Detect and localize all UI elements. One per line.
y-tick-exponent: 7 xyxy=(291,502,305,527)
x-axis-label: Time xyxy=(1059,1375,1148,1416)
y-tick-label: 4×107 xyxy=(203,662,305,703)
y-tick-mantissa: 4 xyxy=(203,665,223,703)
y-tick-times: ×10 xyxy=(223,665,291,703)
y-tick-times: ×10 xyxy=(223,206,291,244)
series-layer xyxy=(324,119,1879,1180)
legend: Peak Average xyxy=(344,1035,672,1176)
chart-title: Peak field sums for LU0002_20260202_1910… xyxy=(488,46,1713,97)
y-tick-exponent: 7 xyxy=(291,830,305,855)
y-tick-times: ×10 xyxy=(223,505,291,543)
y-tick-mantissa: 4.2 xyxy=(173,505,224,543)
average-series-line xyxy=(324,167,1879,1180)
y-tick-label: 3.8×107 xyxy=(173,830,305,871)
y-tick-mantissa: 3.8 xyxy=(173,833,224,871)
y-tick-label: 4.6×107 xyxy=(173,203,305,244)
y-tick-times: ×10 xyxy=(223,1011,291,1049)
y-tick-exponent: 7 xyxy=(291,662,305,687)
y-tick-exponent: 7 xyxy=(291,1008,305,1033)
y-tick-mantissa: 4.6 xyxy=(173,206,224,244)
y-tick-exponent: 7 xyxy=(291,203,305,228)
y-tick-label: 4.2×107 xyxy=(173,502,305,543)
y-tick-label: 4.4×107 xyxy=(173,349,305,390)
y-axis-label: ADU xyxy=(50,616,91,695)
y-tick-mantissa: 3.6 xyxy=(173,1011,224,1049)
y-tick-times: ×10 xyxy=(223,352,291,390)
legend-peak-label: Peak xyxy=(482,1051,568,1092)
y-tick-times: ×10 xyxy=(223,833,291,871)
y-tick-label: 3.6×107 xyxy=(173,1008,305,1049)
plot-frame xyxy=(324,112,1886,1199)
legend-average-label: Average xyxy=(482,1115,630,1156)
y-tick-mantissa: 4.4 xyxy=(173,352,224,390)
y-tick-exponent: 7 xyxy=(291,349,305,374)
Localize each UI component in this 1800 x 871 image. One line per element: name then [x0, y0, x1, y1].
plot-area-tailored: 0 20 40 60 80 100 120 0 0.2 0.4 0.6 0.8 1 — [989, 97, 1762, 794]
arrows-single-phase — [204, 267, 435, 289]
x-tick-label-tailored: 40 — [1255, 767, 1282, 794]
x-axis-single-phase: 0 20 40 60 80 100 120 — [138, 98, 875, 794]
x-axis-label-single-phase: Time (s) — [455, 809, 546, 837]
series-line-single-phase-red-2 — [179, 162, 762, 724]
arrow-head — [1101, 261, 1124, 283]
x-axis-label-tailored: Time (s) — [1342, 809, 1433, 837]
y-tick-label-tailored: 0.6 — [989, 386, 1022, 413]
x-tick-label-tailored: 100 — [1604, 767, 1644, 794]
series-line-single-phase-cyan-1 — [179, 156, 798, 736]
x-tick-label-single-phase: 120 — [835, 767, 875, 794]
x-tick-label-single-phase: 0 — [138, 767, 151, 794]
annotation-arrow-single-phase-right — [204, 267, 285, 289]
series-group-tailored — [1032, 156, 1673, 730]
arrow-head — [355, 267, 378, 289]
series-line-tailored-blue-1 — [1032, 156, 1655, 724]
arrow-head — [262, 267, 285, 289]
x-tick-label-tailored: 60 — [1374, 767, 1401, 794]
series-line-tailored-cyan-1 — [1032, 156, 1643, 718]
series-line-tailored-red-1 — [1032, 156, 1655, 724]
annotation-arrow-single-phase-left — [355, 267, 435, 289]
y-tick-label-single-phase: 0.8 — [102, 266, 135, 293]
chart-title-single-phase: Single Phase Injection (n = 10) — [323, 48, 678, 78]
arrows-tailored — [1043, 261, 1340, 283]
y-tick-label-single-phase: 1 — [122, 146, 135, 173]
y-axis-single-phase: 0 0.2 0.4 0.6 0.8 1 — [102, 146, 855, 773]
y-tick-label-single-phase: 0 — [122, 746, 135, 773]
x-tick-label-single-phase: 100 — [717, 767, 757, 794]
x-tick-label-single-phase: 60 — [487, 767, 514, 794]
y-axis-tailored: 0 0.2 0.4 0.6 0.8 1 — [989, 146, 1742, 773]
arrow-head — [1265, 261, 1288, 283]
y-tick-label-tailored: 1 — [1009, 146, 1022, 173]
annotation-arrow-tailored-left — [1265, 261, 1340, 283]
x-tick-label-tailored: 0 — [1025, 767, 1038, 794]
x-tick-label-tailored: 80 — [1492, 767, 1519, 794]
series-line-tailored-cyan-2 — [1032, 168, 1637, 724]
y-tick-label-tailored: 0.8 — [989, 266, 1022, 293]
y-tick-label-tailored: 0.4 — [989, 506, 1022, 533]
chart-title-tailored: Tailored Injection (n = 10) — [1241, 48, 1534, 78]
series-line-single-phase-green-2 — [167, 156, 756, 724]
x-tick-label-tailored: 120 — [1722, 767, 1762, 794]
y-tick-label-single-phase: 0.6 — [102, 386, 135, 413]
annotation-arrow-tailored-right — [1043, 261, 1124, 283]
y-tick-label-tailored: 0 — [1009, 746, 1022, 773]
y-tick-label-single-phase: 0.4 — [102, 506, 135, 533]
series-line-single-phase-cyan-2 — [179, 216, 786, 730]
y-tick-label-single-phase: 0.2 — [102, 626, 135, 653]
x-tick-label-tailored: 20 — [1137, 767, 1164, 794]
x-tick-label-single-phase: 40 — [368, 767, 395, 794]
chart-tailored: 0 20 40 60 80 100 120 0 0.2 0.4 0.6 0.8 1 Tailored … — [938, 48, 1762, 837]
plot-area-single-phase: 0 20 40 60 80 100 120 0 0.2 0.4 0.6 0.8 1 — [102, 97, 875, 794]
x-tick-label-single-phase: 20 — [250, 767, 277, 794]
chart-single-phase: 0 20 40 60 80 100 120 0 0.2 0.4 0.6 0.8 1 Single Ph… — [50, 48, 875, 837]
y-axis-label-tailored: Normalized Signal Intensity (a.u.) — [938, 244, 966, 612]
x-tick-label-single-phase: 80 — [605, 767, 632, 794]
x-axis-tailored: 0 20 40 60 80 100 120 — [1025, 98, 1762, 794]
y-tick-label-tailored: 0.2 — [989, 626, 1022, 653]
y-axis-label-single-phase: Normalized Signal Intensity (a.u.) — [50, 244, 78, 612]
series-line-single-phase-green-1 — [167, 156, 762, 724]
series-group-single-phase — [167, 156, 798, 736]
++++++++
#### [Your task]
Retype the listing above, from its first line through the line containing "x-tick-label-tailored: 40 —", inclusive.

#### [Reply to the task]
Detect and localize all UI elements. One per line.
y-tick-exponent: 7 xyxy=(291,502,305,527)
x-axis-label: Time xyxy=(1059,1375,1148,1416)
y-tick-label: 4×107 xyxy=(203,662,305,703)
y-tick-mantissa: 4 xyxy=(203,665,223,703)
y-tick-times: ×10 xyxy=(223,665,291,703)
y-tick-times: ×10 xyxy=(223,206,291,244)
series-layer xyxy=(324,119,1879,1180)
legend: Peak Average xyxy=(344,1035,672,1176)
chart-title: Peak field sums for LU0002_20260202_1910… xyxy=(488,46,1713,97)
y-tick-exponent: 7 xyxy=(291,830,305,855)
y-tick-times: ×10 xyxy=(223,505,291,543)
y-tick-mantissa: 4.2 xyxy=(173,505,224,543)
average-series-line xyxy=(324,167,1879,1180)
y-tick-label: 3.8×107 xyxy=(173,830,305,871)
y-tick-mantissa: 3.8 xyxy=(173,833,224,871)
y-tick-label: 4.6×107 xyxy=(173,203,305,244)
y-tick-times: ×10 xyxy=(223,1011,291,1049)
y-tick-exponent: 7 xyxy=(291,662,305,687)
y-tick-exponent: 7 xyxy=(291,1008,305,1033)
y-tick-mantissa: 4.6 xyxy=(173,206,224,244)
y-tick-exponent: 7 xyxy=(291,203,305,228)
y-tick-label: 4.2×107 xyxy=(173,502,305,543)
y-tick-label: 4.4×107 xyxy=(173,349,305,390)
y-axis-label: ADU xyxy=(50,616,91,695)
y-tick-mantissa: 3.6 xyxy=(173,1011,224,1049)
y-tick-times: ×10 xyxy=(223,352,291,390)
legend-peak-label: Peak xyxy=(482,1051,568,1092)
y-tick-times: ×10 xyxy=(223,833,291,871)
y-tick-label: 3.6×107 xyxy=(173,1008,305,1049)
plot-frame xyxy=(324,112,1886,1199)
legend-average-label: Average xyxy=(482,1115,630,1156)
y-tick-mantissa: 4.4 xyxy=(173,352,224,390)
y-tick-exponent: 7 xyxy=(291,349,305,374)
Localize each UI component in this 1800 x 871 image. One line per element: name then [x0, y0, x1, y1].
plot-area-tailored: 0 20 40 60 80 100 120 0 0.2 0.4 0.6 0.8 1 — [989, 97, 1762, 794]
arrows-single-phase — [204, 267, 435, 289]
x-tick-label-tailored: 40 — [1255, 767, 1282, 794]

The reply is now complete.